* [DATA ENTRIES]
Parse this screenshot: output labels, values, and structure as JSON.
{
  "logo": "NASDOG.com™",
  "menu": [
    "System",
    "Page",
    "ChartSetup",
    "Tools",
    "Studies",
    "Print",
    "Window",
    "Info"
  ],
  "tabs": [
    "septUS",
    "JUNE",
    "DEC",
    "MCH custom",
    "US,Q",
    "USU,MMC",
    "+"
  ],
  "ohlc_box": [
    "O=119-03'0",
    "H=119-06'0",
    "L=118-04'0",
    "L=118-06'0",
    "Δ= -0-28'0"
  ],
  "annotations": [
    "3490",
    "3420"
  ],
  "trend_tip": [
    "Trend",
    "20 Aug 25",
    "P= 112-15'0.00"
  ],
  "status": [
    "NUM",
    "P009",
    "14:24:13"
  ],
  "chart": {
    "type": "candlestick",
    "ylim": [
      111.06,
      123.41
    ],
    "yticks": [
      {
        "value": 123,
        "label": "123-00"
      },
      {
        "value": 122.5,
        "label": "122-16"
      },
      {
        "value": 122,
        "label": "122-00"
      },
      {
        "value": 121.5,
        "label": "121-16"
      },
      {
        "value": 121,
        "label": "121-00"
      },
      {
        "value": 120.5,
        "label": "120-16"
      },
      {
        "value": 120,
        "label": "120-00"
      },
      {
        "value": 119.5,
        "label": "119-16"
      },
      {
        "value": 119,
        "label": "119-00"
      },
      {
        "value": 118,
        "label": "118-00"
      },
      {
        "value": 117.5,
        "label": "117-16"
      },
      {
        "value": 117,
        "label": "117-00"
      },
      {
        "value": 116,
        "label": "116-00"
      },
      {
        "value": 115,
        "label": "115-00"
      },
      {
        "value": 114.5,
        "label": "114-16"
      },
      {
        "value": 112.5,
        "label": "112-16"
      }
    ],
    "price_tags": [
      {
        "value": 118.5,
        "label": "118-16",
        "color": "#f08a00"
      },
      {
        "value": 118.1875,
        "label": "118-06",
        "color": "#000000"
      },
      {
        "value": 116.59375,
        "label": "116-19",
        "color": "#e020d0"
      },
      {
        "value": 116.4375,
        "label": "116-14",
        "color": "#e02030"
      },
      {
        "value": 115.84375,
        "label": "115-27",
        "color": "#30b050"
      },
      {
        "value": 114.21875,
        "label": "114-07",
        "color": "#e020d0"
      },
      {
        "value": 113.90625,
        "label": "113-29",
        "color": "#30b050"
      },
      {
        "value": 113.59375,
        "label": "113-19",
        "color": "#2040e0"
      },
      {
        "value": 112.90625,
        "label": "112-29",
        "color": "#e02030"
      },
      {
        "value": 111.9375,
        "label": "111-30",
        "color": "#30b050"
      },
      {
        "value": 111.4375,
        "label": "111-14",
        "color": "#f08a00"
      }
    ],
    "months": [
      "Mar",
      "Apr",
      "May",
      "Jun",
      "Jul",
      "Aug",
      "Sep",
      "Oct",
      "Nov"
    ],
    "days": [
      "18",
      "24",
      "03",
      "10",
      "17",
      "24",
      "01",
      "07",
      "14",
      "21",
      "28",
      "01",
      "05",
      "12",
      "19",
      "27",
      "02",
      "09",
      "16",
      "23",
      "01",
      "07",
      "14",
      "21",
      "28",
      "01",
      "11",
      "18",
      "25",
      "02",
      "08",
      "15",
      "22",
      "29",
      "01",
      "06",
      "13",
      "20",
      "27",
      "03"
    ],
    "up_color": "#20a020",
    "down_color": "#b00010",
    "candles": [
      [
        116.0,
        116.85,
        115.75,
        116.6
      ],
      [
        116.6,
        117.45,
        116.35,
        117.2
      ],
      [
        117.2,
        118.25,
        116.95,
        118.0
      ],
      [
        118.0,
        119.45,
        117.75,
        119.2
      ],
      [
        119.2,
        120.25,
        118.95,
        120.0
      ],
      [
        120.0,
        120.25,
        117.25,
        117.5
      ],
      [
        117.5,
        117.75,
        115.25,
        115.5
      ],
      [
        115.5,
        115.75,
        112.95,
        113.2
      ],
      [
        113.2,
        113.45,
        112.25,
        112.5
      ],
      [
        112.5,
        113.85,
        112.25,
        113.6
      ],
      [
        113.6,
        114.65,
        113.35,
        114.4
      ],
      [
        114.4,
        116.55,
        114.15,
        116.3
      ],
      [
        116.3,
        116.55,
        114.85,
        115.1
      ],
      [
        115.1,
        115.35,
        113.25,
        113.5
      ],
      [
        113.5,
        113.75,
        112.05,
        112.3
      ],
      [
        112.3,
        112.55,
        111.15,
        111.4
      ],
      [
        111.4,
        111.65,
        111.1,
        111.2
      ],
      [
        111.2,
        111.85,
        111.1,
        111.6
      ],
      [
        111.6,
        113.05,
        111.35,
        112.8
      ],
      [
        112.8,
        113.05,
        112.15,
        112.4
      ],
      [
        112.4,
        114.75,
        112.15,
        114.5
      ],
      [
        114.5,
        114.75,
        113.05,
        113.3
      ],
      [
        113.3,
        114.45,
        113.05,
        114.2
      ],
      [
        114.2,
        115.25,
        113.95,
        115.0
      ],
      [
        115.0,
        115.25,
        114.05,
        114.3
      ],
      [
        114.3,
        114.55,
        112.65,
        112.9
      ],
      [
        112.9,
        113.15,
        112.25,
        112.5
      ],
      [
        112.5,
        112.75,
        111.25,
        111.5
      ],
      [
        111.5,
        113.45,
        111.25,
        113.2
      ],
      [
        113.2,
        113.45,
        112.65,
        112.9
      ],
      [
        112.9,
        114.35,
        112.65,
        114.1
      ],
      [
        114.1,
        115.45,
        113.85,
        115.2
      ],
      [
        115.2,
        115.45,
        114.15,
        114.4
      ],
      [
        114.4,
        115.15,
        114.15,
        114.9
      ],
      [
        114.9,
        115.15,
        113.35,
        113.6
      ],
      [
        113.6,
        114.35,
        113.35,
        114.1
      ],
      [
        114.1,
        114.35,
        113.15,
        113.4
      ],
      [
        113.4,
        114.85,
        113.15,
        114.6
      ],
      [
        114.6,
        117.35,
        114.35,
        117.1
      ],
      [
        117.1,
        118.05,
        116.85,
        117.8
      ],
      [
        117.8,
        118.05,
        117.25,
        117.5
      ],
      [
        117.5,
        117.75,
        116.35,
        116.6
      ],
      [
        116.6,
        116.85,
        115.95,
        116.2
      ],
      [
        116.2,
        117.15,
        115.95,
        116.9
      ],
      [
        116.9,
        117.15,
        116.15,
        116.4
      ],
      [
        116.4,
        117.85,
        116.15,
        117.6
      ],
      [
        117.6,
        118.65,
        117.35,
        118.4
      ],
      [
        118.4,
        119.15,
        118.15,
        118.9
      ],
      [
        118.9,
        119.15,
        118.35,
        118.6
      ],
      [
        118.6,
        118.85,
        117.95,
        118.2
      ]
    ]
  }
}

* [WHAT YOU SHOULD DO]
Write each line above out exactly.

* [TASK RESPONSE]
Parse this screenshot: output labels, values, and structure as JSON.
{
  "logo": "NASDOG.com™",
  "menu": [
    "System",
    "Page",
    "ChartSetup",
    "Tools",
    "Studies",
    "Print",
    "Window",
    "Info"
  ],
  "tabs": [
    "septUS",
    "JUNE",
    "DEC",
    "MCH custom",
    "US,Q",
    "USU,MMC",
    "+"
  ],
  "ohlc_box": [
    "O=119-03'0",
    "H=119-06'0",
    "L=118-04'0",
    "L=118-06'0",
    "Δ= -0-28'0"
  ],
  "annotations": [
    "3490",
    "3420"
  ],
  "trend_tip": [
    "Trend",
    "20 Aug 25",
    "P= 112-15'0.00"
  ],
  "status": [
    "NUM",
    "P009",
    "14:24:13"
  ],
  "chart": {
    "type": "candlestick",
    "ylim": [
      111.06,
      123.41
    ],
    "yticks": [
      {
        "value": 123,
        "label": "123-00"
      },
      {
        "value": 122.5,
        "label": "122-16"
      },
      {
        "value": 122,
        "label": "122-00"
      },
      {
        "value": 121.5,
        "label": "121-16"
      },
      {
        "value": 121,
        "label": "121-00"
      },
      {
        "value": 120.5,
        "label": "120-16"
      },
      {
        "value": 120,
        "label": "120-00"
      },
      {
        "value": 119.5,
        "label": "119-16"
      },
      {
        "value": 119,
        "label": "119-00"
      },
      {
        "value": 118,
        "label": "118-00"
      },
      {
        "value": 117.5,
        "label": "117-16"
      },
      {
        "value": 117,
        "label": "117-00"
      },
      {
        "value": 116,
        "label": "116-00"
      },
      {
        "value": 115,
        "label": "115-00"
      },
      {
        "value": 114.5,
        "label": "114-16"
      },
      {
        "value": 112.5,
        "label": "112-16"
      }
    ],
    "price_tags": [
      {
        "value": 118.5,
        "label": "118-16",
        "color": "#f08a00"
      },
      {
        "value": 118.1875,
        "label": "118-06",
        "color": "#000000"
      },
      {
        "value": 116.59375,
        "label": "116-19",
        "color": "#e020d0"
      },
      {
        "value": 116.4375,
        "label": "116-14",
        "color": "#e02030"
      },
      {
        "value": 115.84375,
        "label": "115-27",
        "color": "#30b050"
      },
      {
        "value": 114.21875,
        "label": "114-07",
        "color": "#e020d0"
      },
      {
        "value": 113.90625,
        "label": "113-29",
        "color": "#30b050"
      },
      {
        "value": 113.59375,
        "label": "113-19",
        "color": "#2040e0"
      },
      {
        "value": 112.90625,
        "label": "112-29",
        "color": "#e02030"
      },
      {
        "value": 111.9375,
        "label": "111-30",
        "color": "#30b050"
      },
      {
        "value": 111.4375,
        "label": "111-14",
        "color": "#f08a00"
      }
    ],
    "months": [
      "Mar",
      "Apr",
      "May",
      "Jun",
      "Jul",
      "Aug",
      "Sep",
      "Oct",
      "Nov"
    ],
    "days": [
      "18",
      "24",
      "03",
      "10",
      "17",
      "24",
      "01",
      "07",
      "14",
      "21",
      "28",
      "01",
      "05",
      "12",
      "19",
      "27",
      "02",
      "09",
      "16",
      "23",
      "01",
      "07",
      "14",
      "21",
      "28",
      "01",
      "11",
      "18",
      "25",
      "02",
      "08",
      "15",
      "22",
      "29",
      "01",
      "06",
      "13",
      "20",
      "27",
      "03"
    ],
    "up_color": "#20a020",
    "down_color": "#b00010",
    "candles": [
      [
        116.0,
        116.85,
        115.75,
        116.6
      ],
      [
        116.6,
        117.45,
        116.35,
        117.2
      ],
      [
        117.2,
        118.25,
        116.95,
        118.0
      ],
      [
        118.0,
        119.45,
        117.75,
        119.2
      ],
      [
        119.2,
        120.25,
        118.95,
        120.0
      ],
      [
        120.0,
        120.25,
        117.25,
        117.5
      ],
      [
        117.5,
        117.75,
        115.25,
        115.5
      ],
      [
        115.5,
        115.75,
        112.95,
        113.2
      ],
      [
        113.2,
        113.45,
        112.25,
        112.5
      ],
      [
        112.5,
        113.85,
        112.25,
        113.6
      ],
      [
        113.6,
        114.65,
        113.35,
        114.4
      ],
      [
        114.4,
        116.55,
        114.15,
        116.3
      ],
      [
        116.3,
        116.55,
        114.85,
        115.1
      ],
      [
        115.1,
        115.35,
        113.25,
        113.5
      ],
      [
        113.5,
        113.75,
        112.05,
        112.3
      ],
      [
        112.3,
        112.55,
        111.15,
        111.4
      ],
      [
        111.4,
        111.65,
        111.1,
        111.2
      ],
      [
        111.2,
        111.85,
        111.1,
        111.6
      ],
      [
        111.6,
        113.05,
        111.35,
        112.8
      ],
      [
        112.8,
        113.05,
        112.15,
        112.4
      ],
      [
        112.4,
        114.75,
        112.15,
        114.5
      ],
      [
        114.5,
        114.75,
        113.05,
        113.3
      ],
      [
        113.3,
        114.45,
        113.05,
        114.2
      ],
      [
        114.2,
        115.25,
        113.95,
        115.0
      ],
      [
        115.0,
        115.25,
        114.05,
        114.3
      ],
      [
        114.3,
        114.55,
        112.65,
        112.9
      ],
      [
        112.9,
        113.15,
        112.25,
        112.5
      ],
      [
        112.5,
        112.75,
        111.25,
        111.5
      ],
      [
        111.5,
        113.45,
        111.25,
        113.2
      ],
      [
        113.2,
        113.45,
        112.65,
        112.9
      ],
      [
        112.9,
        114.35,
        112.65,
        114.1
      ],
      [
        114.1,
        115.45,
        113.85,
        115.2
      ],
      [
        115.2,
        115.45,
        114.15,
        114.4
      ],
      [
        114.4,
        115.15,
        114.15,
        114.9
      ],
      [
        114.9,
        115.15,
        113.35,
        113.6
      ],
      [
        113.6,
        114.35,
        113.35,
        114.1
      ],
      [
        114.1,
        114.35,
        113.15,
        113.4
      ],
      [
        113.4,
        114.85,
        113.15,
        114.6
      ],
      [
        114.6,
        117.35,
        114.35,
        117.1
      ],
      [
        117.1,
        118.05,
        116.85,
        117.8
      ],
      [
        117.8,
        118.05,
        117.25,
        117.5
      ],
      [
        117.5,
        117.75,
        116.35,
        116.6
      ],
      [
        116.6,
        116.85,
        115.95,
        116.2
      ],
      [
        116.2,
        117.15,
        115.95,
        116.9
      ],
      [
        116.9,
        117.15,
        116.15,
        116.4
      ],
      [
        116.4,
        117.85,
        116.15,
        117.6
      ],
      [
        117.6,
        118.65,
        117.35,
        118.4
      ],
      [
        118.4,
        119.15,
        118.15,
        118.9
      ],
      [
        118.9,
        119.15,
        118.35,
        118.6
      ],
      [
        118.6,
        118.85,
        117.95,
        118.2
      ]
    ]
  }
}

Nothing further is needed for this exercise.